─── Supplied data ───

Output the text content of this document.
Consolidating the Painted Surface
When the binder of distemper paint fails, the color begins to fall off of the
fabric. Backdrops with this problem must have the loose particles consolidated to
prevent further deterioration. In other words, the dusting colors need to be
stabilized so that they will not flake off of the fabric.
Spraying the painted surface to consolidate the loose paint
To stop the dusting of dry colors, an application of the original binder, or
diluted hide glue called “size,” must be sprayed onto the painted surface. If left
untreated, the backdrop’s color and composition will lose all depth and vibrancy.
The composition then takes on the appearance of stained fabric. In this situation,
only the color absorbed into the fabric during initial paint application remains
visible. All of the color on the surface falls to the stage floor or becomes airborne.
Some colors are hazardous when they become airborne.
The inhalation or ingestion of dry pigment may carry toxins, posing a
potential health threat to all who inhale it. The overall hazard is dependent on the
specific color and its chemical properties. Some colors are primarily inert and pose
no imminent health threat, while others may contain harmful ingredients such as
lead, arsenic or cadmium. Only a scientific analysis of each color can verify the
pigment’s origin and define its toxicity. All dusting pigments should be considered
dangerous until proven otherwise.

───

## Activity:
Copy out every line of the data that includes "binder".

## Expected output:
When the binder of distemper paint fails, the color begins to fall off of the
To stop the dusting of dry colors, an application of the original binder, or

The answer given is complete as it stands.